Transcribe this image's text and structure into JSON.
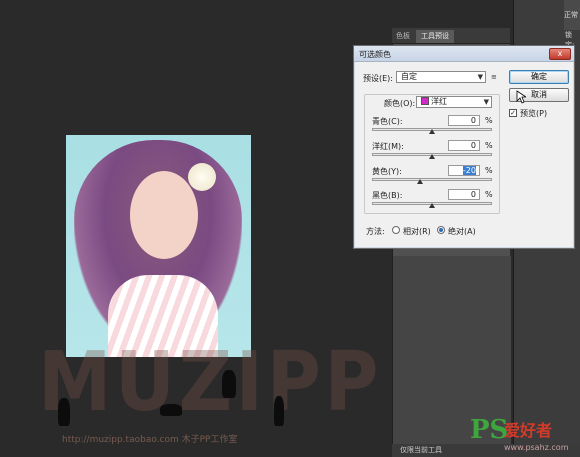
{
  "workspace": {
    "right_strip_labels": [
      "正常",
      "锁定:"
    ],
    "panel_tabs": [
      "色板",
      "工具预设"
    ],
    "bottom_strip_label": "仅限当前工具"
  },
  "watermark": {
    "big_text": "MUZIPP",
    "url_text": "http://muzipp.taobao.com 木子PP工作室"
  },
  "logo": {
    "ps": "PS",
    "cn": "爱好者",
    "url": "www.psahz.com"
  },
  "dialog": {
    "title": "可选颜色",
    "close_label": "x",
    "preset_label": "预设(E):",
    "preset_value": "自定",
    "preset_menu": "≡",
    "ok_label": "确定",
    "cancel_label": "取消",
    "preview_label": "预览(P)",
    "preview_checked": true,
    "color_label": "颜色(O):",
    "color_value": "洋红",
    "color_swatch": "#d528c8",
    "sliders": [
      {
        "label": "青色(C):",
        "value": "0",
        "unit": "%",
        "level": 0
      },
      {
        "label": "洋红(M):",
        "value": "0",
        "unit": "%",
        "level": 0
      },
      {
        "label": "黄色(Y):",
        "value": "-20",
        "unit": "%",
        "level": -20
      },
      {
        "label": "黑色(B):",
        "value": "0",
        "unit": "%",
        "level": 0
      }
    ],
    "method_label": "方法:",
    "method_options": [
      "相对(R)",
      "绝对(A)"
    ],
    "method_selected": "绝对(A)"
  }
}
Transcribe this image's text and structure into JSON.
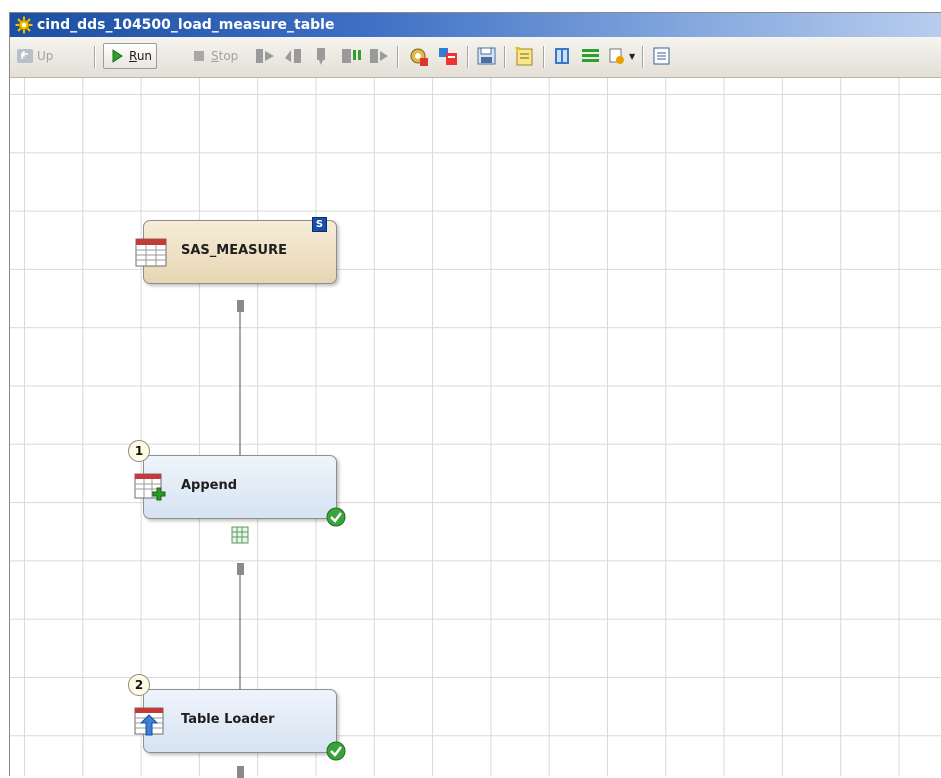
{
  "window": {
    "title": "cind_dds_104500_load_measure_table",
    "title_icon": "job-gear-icon"
  },
  "toolbar": {
    "up_label": "Up",
    "run_label": "Run",
    "stop_label": "Stop",
    "icons": [
      "run-from-selected-icon",
      "step-icon",
      "continue-icon",
      "pause-icon",
      "run-to-icon",
      "properties-icon",
      "debug-icon",
      "save-icon",
      "notes-icon",
      "details-icon",
      "split-icon",
      "add-transform-icon",
      "layout-icon"
    ]
  },
  "diagram": {
    "nodes": [
      {
        "id": "sas-measure",
        "label": "SAS_MEASURE",
        "kind": "table",
        "badge": "S",
        "icon": "table-icon"
      },
      {
        "id": "append",
        "label": "Append",
        "kind": "transform",
        "step": "1",
        "icon": "append-table-icon",
        "status": "success"
      },
      {
        "id": "table-loader",
        "label": "Table Loader",
        "kind": "transform",
        "step": "2",
        "icon": "table-loader-icon",
        "status": "success"
      }
    ],
    "connections": [
      {
        "from": "sas-measure",
        "to": "append"
      },
      {
        "from": "append",
        "to": "table-loader"
      }
    ],
    "work_table_icon": "work-table-icon"
  }
}
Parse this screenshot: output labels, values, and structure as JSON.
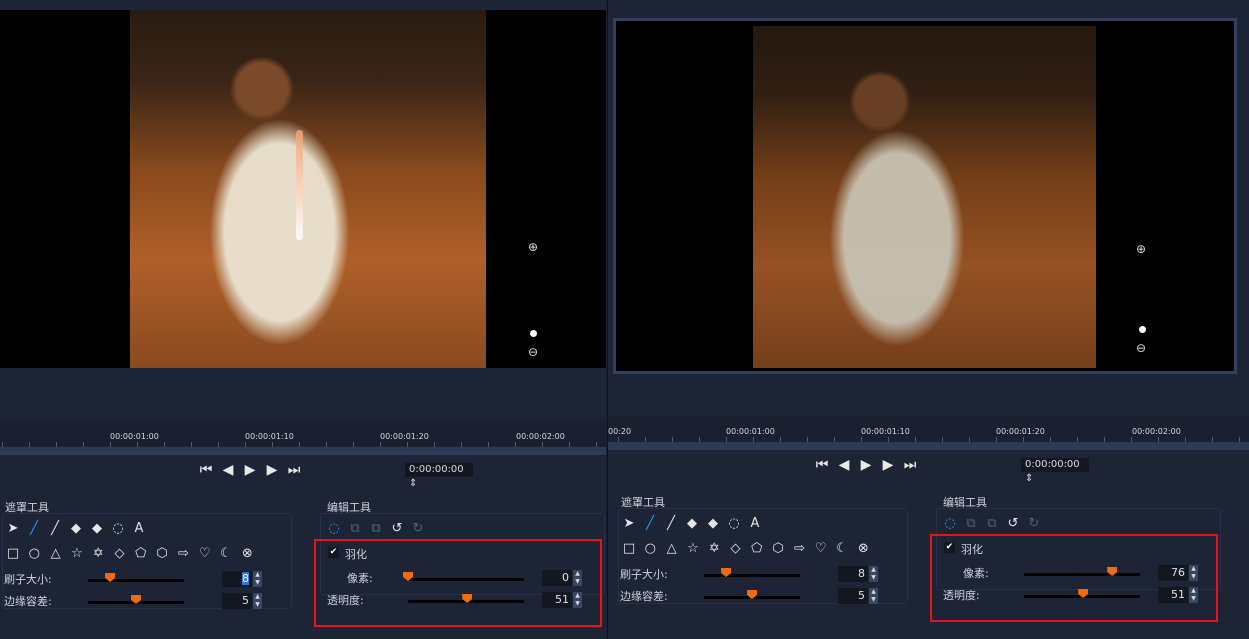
{
  "panels": [
    {
      "ruler": [
        "00:00:01:00",
        "00:00:01:10",
        "00:00:01:20",
        "00:00:02:00"
      ],
      "timecode": "0:00:00:00",
      "mask_tools": {
        "title": "遮罩工具",
        "brush_size_label": "刷子大小:",
        "edge_tolerance_label": "边缘容差:",
        "brush_size": "8",
        "edge_tolerance": "5",
        "brush_size_fill": 0.23,
        "edge_tolerance_fill": 0.5,
        "brush_size_selected": true
      },
      "edit_tools": {
        "title": "编辑工具",
        "feather_label": "羽化",
        "feather_checked": true,
        "pixels_label": "像素:",
        "opacity_label": "透明度:",
        "pixels": "0",
        "opacity": "51",
        "pixels_fill": 0.0,
        "opacity_fill": 0.51
      }
    },
    {
      "ruler": [
        "00:20",
        "00:00:01:00",
        "00:00:01:10",
        "00:00:01:20",
        "00:00:02:00"
      ],
      "timecode": "0:00:00:00",
      "mask_tools": {
        "title": "遮罩工具",
        "brush_size_label": "刷子大小:",
        "edge_tolerance_label": "边缘容差:",
        "brush_size": "8",
        "edge_tolerance": "5",
        "brush_size_fill": 0.23,
        "edge_tolerance_fill": 0.5,
        "brush_size_selected": false
      },
      "edit_tools": {
        "title": "编辑工具",
        "feather_label": "羽化",
        "feather_checked": true,
        "pixels_label": "像素:",
        "opacity_label": "透明度:",
        "pixels": "76",
        "opacity": "51",
        "pixels_fill": 0.76,
        "opacity_fill": 0.51
      }
    }
  ],
  "icons": {
    "mask_row1": [
      "pointer-icon",
      "brush-icon",
      "smart-brush-icon",
      "eraser-icon",
      "smart-eraser-icon",
      "lasso-icon",
      "text-icon"
    ],
    "mask_row1_glyphs": [
      "➤",
      "╱",
      "╱",
      "◆",
      "◆",
      "◌",
      "A"
    ],
    "mask_row2": [
      "rectangle-icon",
      "ellipse-icon",
      "triangle-icon",
      "star-icon",
      "hexagram-icon",
      "diamond-icon",
      "pentagon-icon",
      "hexagon-icon",
      "arrow-icon",
      "heart-icon",
      "crescent-icon",
      "clear-icon"
    ],
    "mask_row2_glyphs": [
      "□",
      "○",
      "△",
      "☆",
      "✡",
      "◇",
      "⬠",
      "⬡",
      "⇨",
      "♡",
      "☾",
      "⊗"
    ],
    "edit_row": [
      "lasso-select-icon",
      "copy-icon",
      "paste-icon",
      "undo-icon",
      "redo-icon"
    ],
    "edit_row_glyphs": [
      "◌",
      "⧉",
      "⧉",
      "↺",
      "↻"
    ],
    "transport": [
      "go-start-icon",
      "prev-frame-icon",
      "play-icon",
      "next-frame-icon",
      "go-end-icon"
    ],
    "transport_glyphs": [
      "⏮",
      "◀",
      "▶",
      "▶",
      "⏭"
    ]
  },
  "colors": {
    "accent": "#f06a10",
    "highlight": "#e8141a",
    "selected": "#2a78d8"
  }
}
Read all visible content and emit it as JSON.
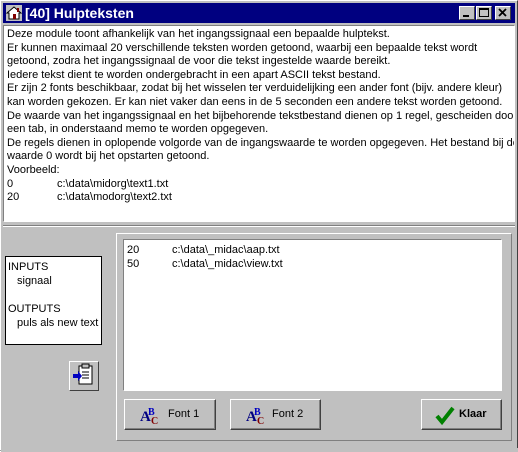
{
  "window": {
    "title": "[40]  Hulpteksten"
  },
  "description": {
    "lines": [
      "Deze module toont afhankelijk van het ingangssignaal een bepaalde hulptekst.",
      "Er kunnen maximaal 20 verschillende teksten worden getoond, waarbij een bepaalde tekst wordt",
      "getoond, zodra het ingangssignaal de voor die tekst ingestelde waarde bereikt.",
      "Iedere tekst dient te worden ondergebracht in een apart ASCII tekst bestand.",
      "Er zijn 2 fonts beschikbaar, zodat bij het wisselen ter verduidelijking een ander font (bijv. andere kleur)",
      "kan worden gekozen. Er kan niet vaker dan eens in de 5 seconden een andere tekst worden getoond.",
      "De waarde van het ingangssignaal en het bijbehorende tekstbestand dienen op 1 regel, gescheiden door",
      "een tab, in onderstaand memo te worden opgegeven.",
      "De regels dienen in oplopende volgorde van de ingangswaarde te worden opgegeven. Het bestand bij de",
      "waarde 0 wordt bij het opstarten getoond.",
      "Voorbeeld:"
    ],
    "examples": [
      {
        "value": "0",
        "file": "c:\\data\\midorg\\text1.txt"
      },
      {
        "value": "20",
        "file": "c:\\data\\modorg\\text2.txt"
      }
    ]
  },
  "io": {
    "inputs_label": "INPUTS",
    "input_signal": "signaal",
    "outputs_label": "OUTPUTS",
    "output_pulse": "puls als new text"
  },
  "memo": {
    "rows": [
      {
        "value": "20",
        "file": "c:\\data\\_midac\\aap.txt"
      },
      {
        "value": "50",
        "file": "c:\\data\\_midac\\view.txt"
      }
    ]
  },
  "buttons": {
    "font1": "Font 1",
    "font2": "Font 2",
    "ok": "Klaar"
  },
  "colors": {
    "titlebar": "#000080",
    "face": "#c0c0c0",
    "check": "#008000"
  }
}
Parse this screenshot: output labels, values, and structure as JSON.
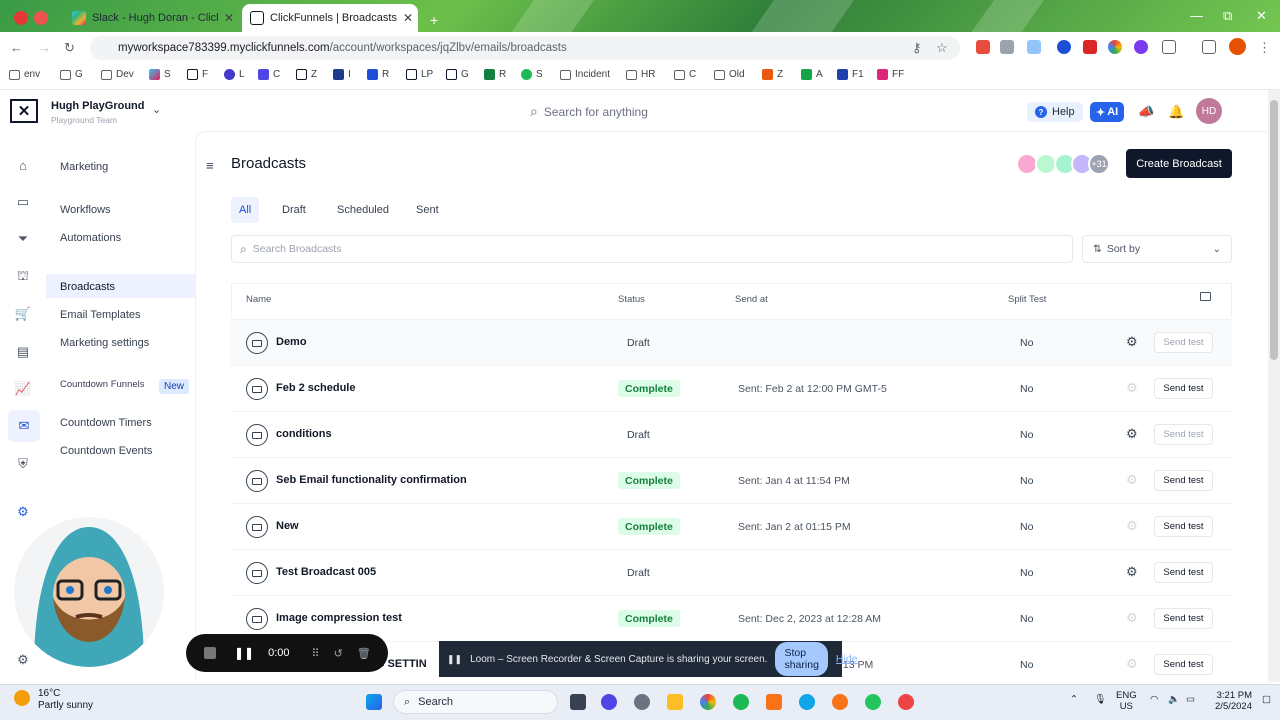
{
  "browser": {
    "tabs": [
      {
        "title": "Slack - Hugh Doran - ClickFunnels",
        "active": false
      },
      {
        "title": "ClickFunnels | Broadcasts",
        "active": true
      }
    ],
    "url_host": "myworkspace783399.myclickfunnels.com",
    "url_path": "/account/workspaces/jqZlbv/emails/broadcasts",
    "bookmarks": [
      "env",
      "G",
      "Dev",
      "S",
      "F",
      "L",
      "C",
      "Z",
      "I",
      "R",
      "LP",
      "G",
      "R",
      "S",
      "Incident",
      "HR",
      "C",
      "Old",
      "Z",
      "A",
      "F1",
      "FF"
    ]
  },
  "workspace": {
    "name": "Hugh PlayGround",
    "team": "Playground Team"
  },
  "top": {
    "search_placeholder": "Search for anything",
    "help": "Help",
    "ai": "AI",
    "avatar_initials": "HD"
  },
  "sidebar": {
    "section": "Marketing",
    "items": [
      "Workflows",
      "Automations",
      "Broadcasts",
      "Email Templates",
      "Marketing settings",
      "Countdown Funnels",
      "Countdown Timers",
      "Countdown Events"
    ],
    "new_badge": "New"
  },
  "page": {
    "title": "Broadcasts",
    "collab_more": "+31",
    "create_button": "Create Broadcast",
    "tabs": [
      "All",
      "Draft",
      "Scheduled",
      "Sent"
    ],
    "search_placeholder": "Search Broadcasts",
    "sort_label": "Sort by"
  },
  "table": {
    "headers": [
      "Name",
      "Status",
      "Send at",
      "Split Test"
    ],
    "rows": [
      {
        "name": "Demo",
        "status": "Draft",
        "send_at": "",
        "split": "No",
        "send_test": "Send test"
      },
      {
        "name": "Feb 2 schedule",
        "status": "Complete",
        "send_at": "Sent: Feb 2 at 12:00 PM GMT-5",
        "split": "No",
        "send_test": "Send test"
      },
      {
        "name": "conditions",
        "status": "Draft",
        "send_at": "",
        "split": "No",
        "send_test": "Send test"
      },
      {
        "name": "Seb Email functionality confirmation",
        "status": "Complete",
        "send_at": "Sent: Jan 4 at 11:54 PM",
        "split": "No",
        "send_test": "Send test"
      },
      {
        "name": "New",
        "status": "Complete",
        "send_at": "Sent: Jan 2 at 01:15 PM",
        "split": "No",
        "send_test": "Send test"
      },
      {
        "name": "Test Broadcast 005",
        "status": "Draft",
        "send_at": "",
        "split": "No",
        "send_test": "Send test"
      },
      {
        "name": "Image compression test",
        "status": "Complete",
        "send_at": "Sent: Dec 2, 2023 at 12:28 AM",
        "split": "No",
        "send_test": "Send test"
      },
      {
        "name": "NG SETTIN",
        "status": "",
        "send_at": ":13 PM",
        "split": "No",
        "send_test": "Send test"
      }
    ]
  },
  "loom": {
    "timer": "0:00",
    "share_text": "Loom – Screen Recorder & Screen Capture is sharing your screen.",
    "stop": "Stop sharing",
    "hide": "Hide"
  },
  "taskbar": {
    "temp": "16°C",
    "weather": "Partly sunny",
    "search": "Search",
    "lang": "ENG",
    "region": "US",
    "time": "3:21 PM",
    "date": "2/5/2024"
  },
  "colors": {
    "accent": "#2563eb",
    "create_bg": "#0f172a",
    "complete_bg": "#dcfce7",
    "complete_fg": "#15803d"
  }
}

* WHAT THE TASK ASKS *
Go through the listing above and report how many of its lines contain the word "file", with only the number as output.

* WRITTEN ANSWER *
4